• _MATERIAL FOR THE TASK_:
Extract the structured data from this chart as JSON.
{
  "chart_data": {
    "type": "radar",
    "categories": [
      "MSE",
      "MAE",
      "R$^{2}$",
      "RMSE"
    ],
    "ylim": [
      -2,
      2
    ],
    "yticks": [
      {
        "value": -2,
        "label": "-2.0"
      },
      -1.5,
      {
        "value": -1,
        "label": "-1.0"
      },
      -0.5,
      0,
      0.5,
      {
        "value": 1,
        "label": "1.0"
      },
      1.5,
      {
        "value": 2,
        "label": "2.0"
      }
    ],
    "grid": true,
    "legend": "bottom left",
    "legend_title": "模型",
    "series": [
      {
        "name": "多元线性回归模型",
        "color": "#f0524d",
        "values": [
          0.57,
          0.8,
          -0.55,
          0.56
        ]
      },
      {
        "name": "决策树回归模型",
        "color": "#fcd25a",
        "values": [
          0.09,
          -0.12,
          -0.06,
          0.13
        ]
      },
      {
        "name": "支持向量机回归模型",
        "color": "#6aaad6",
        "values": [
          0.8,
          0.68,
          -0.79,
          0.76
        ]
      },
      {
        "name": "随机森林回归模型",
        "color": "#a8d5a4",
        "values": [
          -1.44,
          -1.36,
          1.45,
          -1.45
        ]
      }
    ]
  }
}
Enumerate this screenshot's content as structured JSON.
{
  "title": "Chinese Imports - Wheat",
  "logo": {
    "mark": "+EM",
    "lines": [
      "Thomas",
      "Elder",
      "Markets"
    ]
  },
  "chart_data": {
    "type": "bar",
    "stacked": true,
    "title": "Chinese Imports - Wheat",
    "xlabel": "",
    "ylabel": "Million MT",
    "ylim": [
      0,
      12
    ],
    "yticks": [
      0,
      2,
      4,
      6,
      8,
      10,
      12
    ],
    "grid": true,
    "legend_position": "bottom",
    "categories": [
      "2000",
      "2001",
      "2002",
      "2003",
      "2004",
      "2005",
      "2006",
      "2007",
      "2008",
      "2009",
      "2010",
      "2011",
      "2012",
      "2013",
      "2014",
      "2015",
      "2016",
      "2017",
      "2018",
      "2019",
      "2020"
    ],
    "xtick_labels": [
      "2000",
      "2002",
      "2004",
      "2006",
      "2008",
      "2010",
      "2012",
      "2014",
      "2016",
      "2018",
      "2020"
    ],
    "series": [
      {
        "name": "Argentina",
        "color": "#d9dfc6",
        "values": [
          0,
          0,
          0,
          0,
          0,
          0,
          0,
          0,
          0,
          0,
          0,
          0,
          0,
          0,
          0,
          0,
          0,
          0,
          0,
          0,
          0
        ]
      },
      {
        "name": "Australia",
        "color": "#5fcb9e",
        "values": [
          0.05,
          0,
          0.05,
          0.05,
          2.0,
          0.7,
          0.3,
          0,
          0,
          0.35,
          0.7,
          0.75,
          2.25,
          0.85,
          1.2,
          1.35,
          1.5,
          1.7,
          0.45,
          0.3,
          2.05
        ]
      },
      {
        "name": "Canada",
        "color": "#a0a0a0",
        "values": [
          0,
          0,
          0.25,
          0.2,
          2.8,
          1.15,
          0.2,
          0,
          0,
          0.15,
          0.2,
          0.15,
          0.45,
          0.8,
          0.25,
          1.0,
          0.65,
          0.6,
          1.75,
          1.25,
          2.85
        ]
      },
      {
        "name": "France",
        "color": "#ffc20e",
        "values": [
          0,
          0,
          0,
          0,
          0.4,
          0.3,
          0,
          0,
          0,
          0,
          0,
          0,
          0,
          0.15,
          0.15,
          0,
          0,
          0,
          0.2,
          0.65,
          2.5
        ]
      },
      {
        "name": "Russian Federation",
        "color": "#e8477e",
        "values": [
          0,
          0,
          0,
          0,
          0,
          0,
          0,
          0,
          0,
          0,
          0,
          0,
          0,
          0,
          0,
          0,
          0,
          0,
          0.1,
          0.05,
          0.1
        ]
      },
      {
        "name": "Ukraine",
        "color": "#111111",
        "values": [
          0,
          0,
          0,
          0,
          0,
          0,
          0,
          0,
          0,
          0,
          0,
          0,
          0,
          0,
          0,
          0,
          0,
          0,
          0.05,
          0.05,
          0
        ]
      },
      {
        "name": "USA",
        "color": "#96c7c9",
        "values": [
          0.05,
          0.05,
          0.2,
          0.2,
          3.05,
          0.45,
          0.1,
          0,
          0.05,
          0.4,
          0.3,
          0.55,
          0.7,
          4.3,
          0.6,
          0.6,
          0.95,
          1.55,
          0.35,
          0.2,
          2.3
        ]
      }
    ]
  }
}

• _EXERCISE DESCRIPTION_:
Copy every line of the listing containing the string "Wheat".

• _THE RESULT_:
  "title": "Chinese Imports - Wheat",
    "title": "Chinese Imports - Wheat",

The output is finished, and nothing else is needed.